▸ EXERCISE DETAILS:
Arrange the records from the line with "Patent image size: (1353, 1084)." to the line with "The evaporator 22 is at (295, 626)." as a JSON list of strings, one string per line and blank lines left out.

==============================

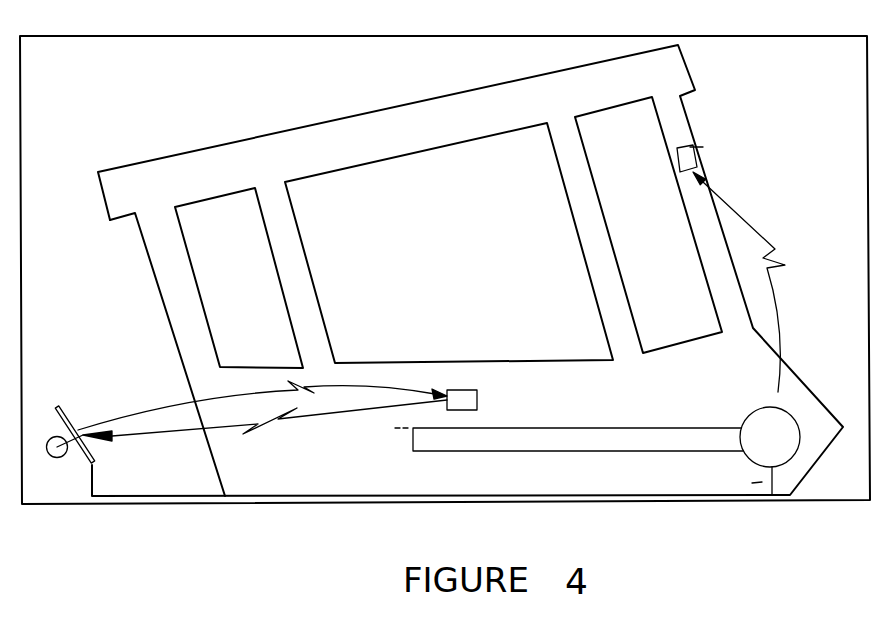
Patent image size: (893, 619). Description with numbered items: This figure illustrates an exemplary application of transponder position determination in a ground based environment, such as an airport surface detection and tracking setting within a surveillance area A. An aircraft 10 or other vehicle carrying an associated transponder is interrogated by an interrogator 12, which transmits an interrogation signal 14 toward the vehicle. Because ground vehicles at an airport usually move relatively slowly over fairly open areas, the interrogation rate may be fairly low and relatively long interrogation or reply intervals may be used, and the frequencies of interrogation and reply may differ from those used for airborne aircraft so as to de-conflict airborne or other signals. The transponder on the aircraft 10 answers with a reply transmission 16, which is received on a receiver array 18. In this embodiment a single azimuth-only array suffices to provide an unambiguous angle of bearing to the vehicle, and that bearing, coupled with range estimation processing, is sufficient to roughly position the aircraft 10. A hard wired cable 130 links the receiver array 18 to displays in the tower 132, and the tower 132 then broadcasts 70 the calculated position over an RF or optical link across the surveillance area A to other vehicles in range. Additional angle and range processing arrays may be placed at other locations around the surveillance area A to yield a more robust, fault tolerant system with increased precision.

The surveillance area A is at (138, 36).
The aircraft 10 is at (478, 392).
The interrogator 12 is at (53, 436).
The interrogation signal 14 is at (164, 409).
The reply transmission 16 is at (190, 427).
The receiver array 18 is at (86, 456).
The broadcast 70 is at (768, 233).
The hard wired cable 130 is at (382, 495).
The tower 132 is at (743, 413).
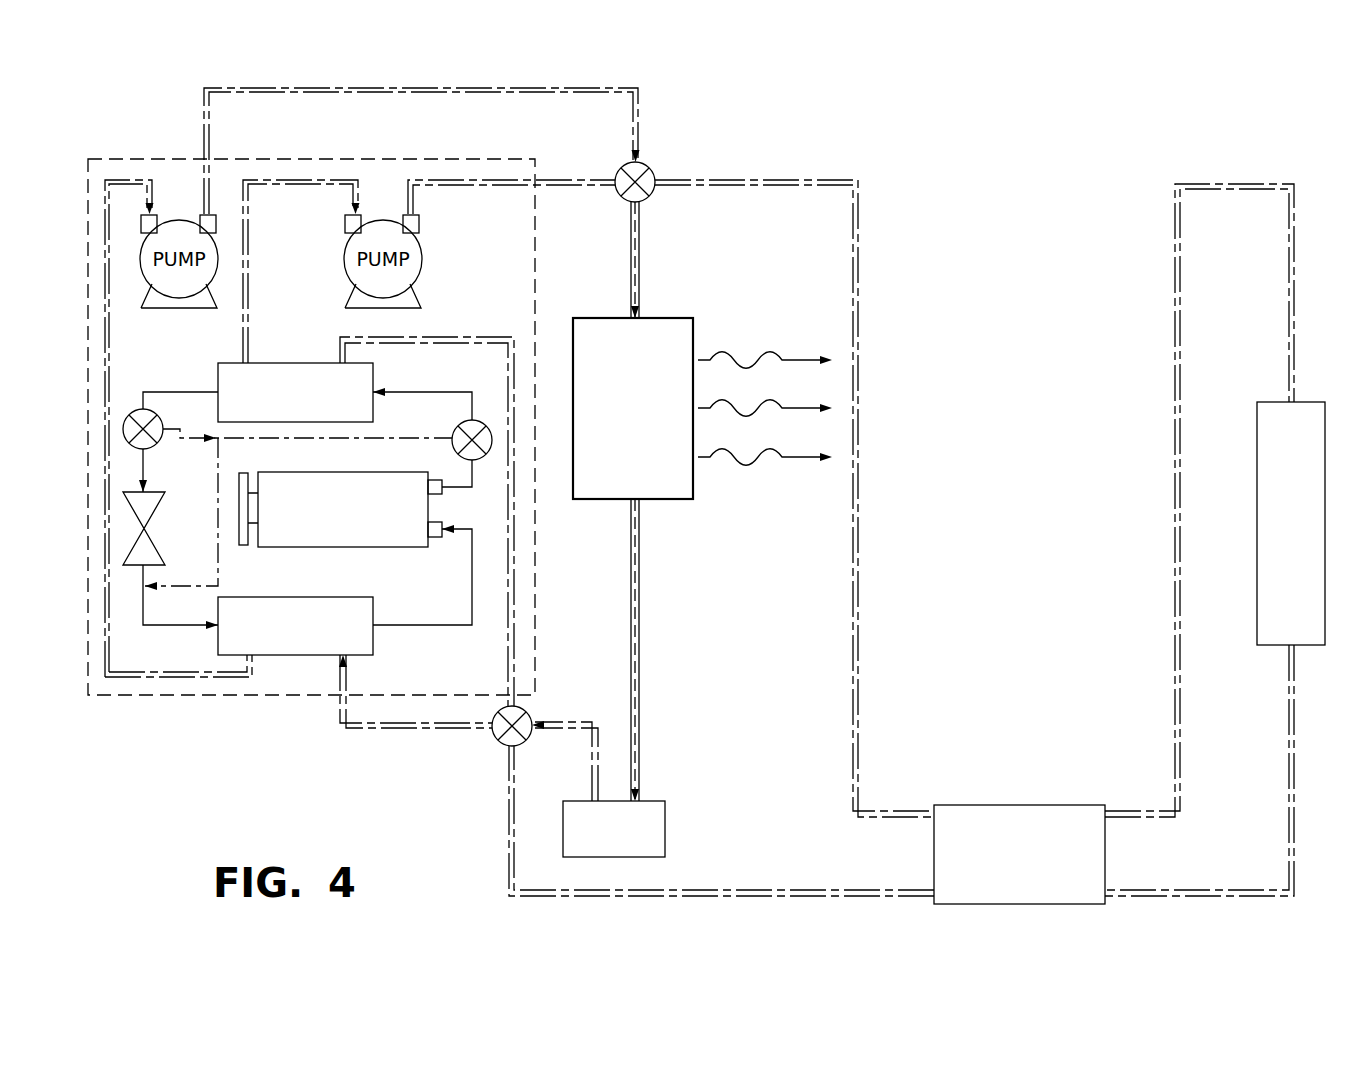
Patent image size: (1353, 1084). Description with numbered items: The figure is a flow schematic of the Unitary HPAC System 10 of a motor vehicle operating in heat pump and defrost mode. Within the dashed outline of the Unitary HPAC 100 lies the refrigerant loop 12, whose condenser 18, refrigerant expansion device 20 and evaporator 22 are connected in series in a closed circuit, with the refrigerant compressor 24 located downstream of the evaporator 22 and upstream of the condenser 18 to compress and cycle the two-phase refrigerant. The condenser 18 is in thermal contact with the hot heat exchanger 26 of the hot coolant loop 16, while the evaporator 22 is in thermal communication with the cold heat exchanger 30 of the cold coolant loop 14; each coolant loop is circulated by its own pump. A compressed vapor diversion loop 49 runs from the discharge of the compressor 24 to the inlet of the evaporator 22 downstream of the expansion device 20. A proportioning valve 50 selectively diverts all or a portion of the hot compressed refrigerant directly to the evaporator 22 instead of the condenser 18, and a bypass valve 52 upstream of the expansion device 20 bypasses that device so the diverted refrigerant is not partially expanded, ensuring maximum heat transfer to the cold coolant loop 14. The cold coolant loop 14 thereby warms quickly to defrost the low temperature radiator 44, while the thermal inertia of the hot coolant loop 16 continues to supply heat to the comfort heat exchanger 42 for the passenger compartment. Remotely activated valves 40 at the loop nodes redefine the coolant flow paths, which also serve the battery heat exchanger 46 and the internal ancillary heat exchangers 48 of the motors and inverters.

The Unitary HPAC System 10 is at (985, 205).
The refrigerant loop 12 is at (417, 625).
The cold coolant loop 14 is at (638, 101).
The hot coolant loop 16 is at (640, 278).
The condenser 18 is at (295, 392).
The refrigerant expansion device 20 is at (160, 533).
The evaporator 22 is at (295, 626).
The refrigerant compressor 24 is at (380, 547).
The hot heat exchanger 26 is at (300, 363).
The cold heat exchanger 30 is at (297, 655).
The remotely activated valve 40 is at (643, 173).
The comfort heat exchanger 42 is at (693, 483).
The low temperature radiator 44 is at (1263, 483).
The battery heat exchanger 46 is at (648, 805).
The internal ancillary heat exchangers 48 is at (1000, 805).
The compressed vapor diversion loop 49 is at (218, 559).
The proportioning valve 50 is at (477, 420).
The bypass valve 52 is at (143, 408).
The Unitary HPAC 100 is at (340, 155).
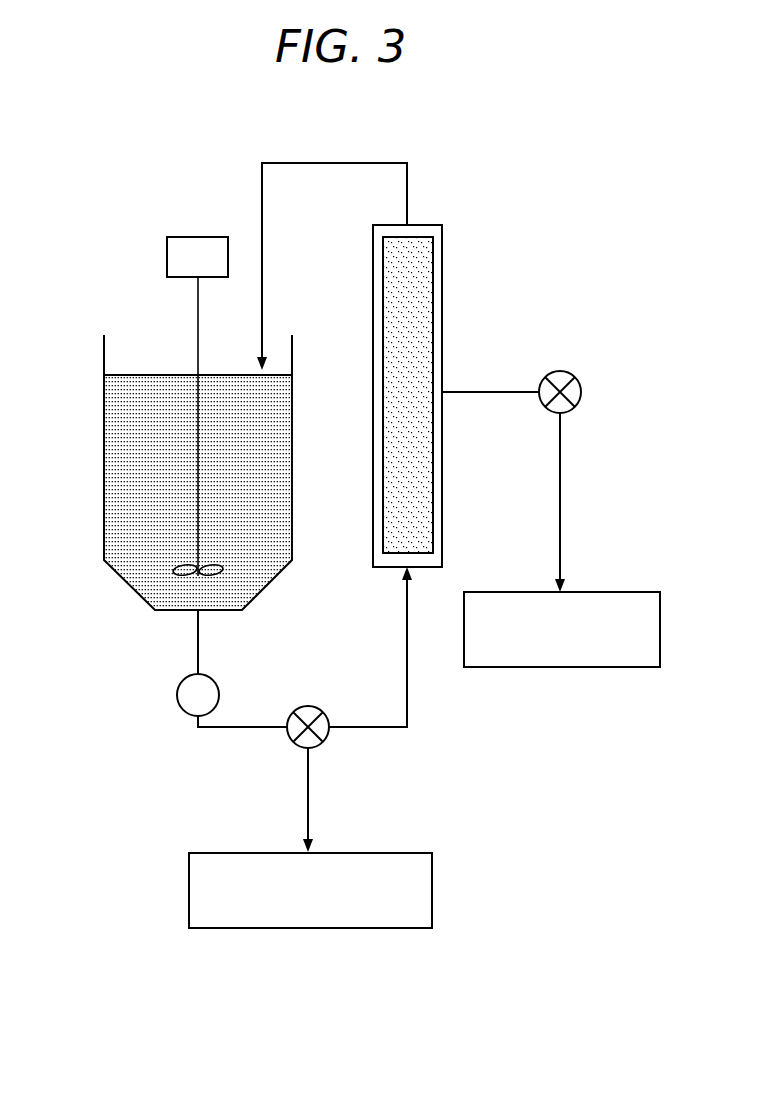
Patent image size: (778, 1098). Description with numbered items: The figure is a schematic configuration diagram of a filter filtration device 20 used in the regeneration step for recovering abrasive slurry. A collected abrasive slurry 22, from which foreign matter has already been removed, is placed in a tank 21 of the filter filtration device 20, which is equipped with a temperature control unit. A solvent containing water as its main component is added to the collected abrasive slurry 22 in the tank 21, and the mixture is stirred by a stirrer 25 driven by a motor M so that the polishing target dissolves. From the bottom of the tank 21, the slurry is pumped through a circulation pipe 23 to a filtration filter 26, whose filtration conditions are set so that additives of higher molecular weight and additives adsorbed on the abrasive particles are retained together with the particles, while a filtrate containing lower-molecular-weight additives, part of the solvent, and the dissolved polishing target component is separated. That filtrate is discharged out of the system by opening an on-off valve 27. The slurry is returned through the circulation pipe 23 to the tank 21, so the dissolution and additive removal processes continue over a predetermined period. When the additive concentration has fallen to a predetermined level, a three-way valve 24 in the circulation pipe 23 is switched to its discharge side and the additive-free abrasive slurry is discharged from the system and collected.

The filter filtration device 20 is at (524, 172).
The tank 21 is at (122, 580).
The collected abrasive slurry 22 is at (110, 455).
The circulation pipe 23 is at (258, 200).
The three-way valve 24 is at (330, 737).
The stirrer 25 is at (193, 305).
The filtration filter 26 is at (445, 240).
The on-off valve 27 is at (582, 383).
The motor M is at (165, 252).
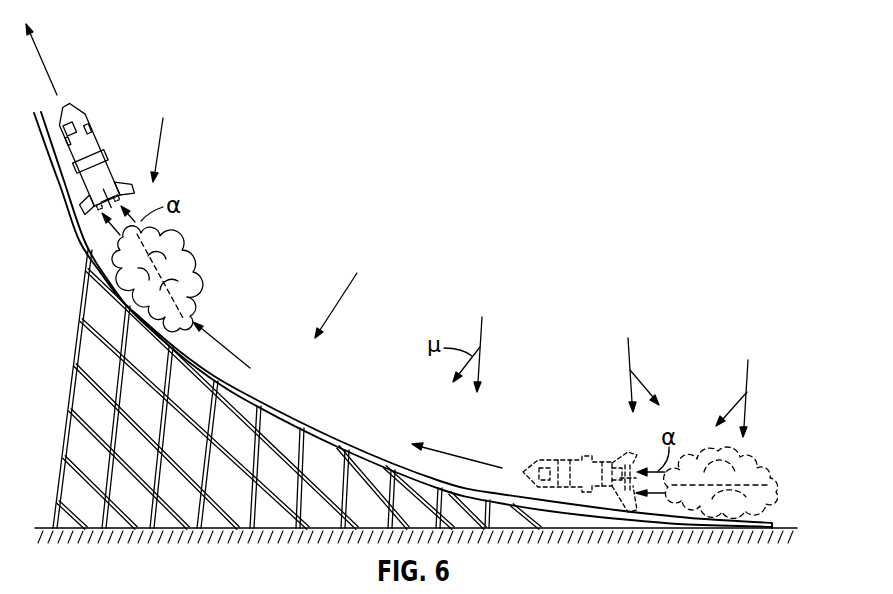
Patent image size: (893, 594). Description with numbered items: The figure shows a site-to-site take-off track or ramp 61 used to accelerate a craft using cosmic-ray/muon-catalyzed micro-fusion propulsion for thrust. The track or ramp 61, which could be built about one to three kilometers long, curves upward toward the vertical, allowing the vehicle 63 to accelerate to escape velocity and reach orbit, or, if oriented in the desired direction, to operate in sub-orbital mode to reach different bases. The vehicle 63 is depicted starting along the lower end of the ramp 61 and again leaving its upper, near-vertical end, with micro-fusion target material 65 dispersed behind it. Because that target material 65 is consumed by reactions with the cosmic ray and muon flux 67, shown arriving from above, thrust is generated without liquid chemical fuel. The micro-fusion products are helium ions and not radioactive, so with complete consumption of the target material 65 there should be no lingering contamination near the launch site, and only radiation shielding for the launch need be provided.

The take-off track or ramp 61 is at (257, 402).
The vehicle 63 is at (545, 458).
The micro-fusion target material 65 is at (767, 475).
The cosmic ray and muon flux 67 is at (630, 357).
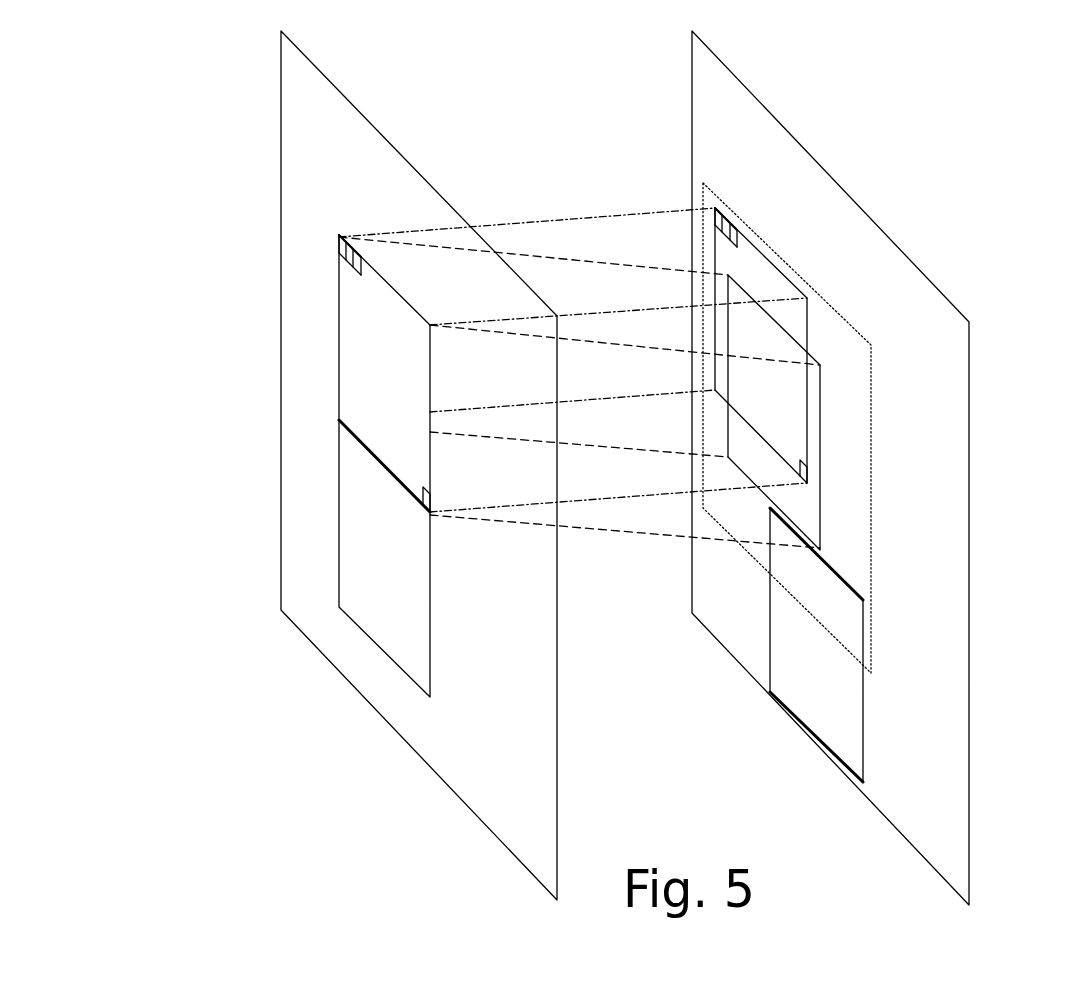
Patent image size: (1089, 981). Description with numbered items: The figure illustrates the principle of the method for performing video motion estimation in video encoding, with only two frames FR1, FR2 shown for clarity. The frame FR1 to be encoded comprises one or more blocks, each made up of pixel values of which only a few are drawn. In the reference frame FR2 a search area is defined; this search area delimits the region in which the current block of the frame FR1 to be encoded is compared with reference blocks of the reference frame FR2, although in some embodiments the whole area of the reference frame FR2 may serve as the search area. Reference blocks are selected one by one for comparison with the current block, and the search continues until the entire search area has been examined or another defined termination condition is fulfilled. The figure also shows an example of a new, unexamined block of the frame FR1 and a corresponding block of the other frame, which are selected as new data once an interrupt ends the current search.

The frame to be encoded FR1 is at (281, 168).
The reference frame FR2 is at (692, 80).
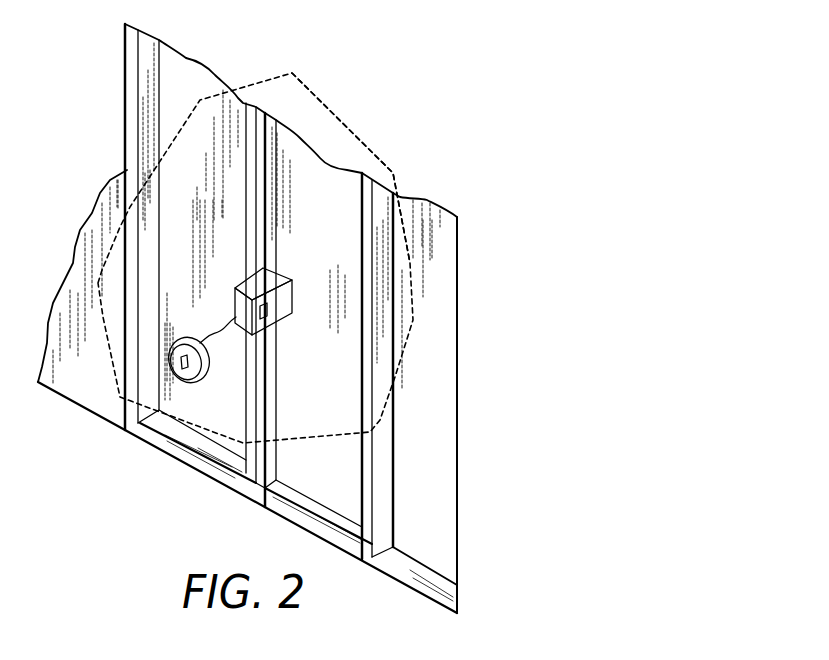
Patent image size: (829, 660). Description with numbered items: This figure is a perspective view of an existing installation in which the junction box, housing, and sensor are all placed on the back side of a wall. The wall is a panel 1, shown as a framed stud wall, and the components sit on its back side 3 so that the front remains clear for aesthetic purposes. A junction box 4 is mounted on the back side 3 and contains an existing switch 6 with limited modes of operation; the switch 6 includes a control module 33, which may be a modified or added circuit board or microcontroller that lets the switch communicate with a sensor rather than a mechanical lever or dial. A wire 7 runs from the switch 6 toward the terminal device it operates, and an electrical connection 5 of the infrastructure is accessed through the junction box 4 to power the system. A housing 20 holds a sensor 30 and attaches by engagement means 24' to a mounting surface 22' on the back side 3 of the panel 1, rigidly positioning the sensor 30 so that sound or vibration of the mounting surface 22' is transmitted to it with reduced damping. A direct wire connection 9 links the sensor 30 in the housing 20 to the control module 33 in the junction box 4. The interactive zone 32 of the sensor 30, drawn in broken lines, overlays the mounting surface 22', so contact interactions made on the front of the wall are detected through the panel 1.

==============================

▸ FINAL ANSWER:
[
  "Patent image size: (1353, 1084). Description with numbered items: The figure is a flow schematic of the Unitary HPAC System 10 of a motor vehicle operating in heat pump and defrost mode. Within the dashed outline of the Unitary HPAC 100 lies the refrigerant loop 12, whose condenser 18, refrigerant expansion device 20 and evaporator 22 are connected in series in a closed circuit, with the refrigerant compressor 24 located downstream of the evaporator 22 and upstream of the condenser 18 to compress and cycle the two-phase refrigerant. The condenser 18 is in thermal contact with the hot heat exchanger 26 of the hot coolant loop 16, while the evaporator 22 is in thermal communication with the cold heat exchanger 30 of the cold coolant loop 14; each coolant loop is circulated by its own pump. A compressed vapor diversion loop 49 runs from the discharge of the compressor 24 to the inlet of the evaporator 22 downstream of the expansion device 20. A proportioning valve 50 selectively diverts all or a portion of the hot compressed refrigerant directly to the evaporator 22 instead of the condenser 18, and a bypass valve 52 upstream of the expansion device 20 bypasses that device so the diverted refrigerant is not partially expanded, ensuring maximum heat transfer to the cold coolant loop 14. The cold coolant loop 14 thereby warms quickly to defrost the low temperature radiator 44, while the thermal inertia of the hot coolant loop 16 continues to supply heat to the comfort heat exchanger 42 for the passenger compartment. Remotely activated valves 40 at the loop nodes redefine the coolant flow paths, which also serve the battery heat exchanger 46 and the internal ancillary heat exchangers 48 of the motors and inverters.",
  "The Unitary HPAC System 10 is at (985, 205).",
  "The refrigerant loop 12 is at (417, 625).",
  "The cold coolant loop 14 is at (638, 101).",
  "The hot coolant loop 16 is at (640, 278).",
  "The condenser 18 is at (295, 392).",
  "The refrigerant expansion device 20 is at (160, 533).",
  "The evaporator 22 is at (295, 626)."
]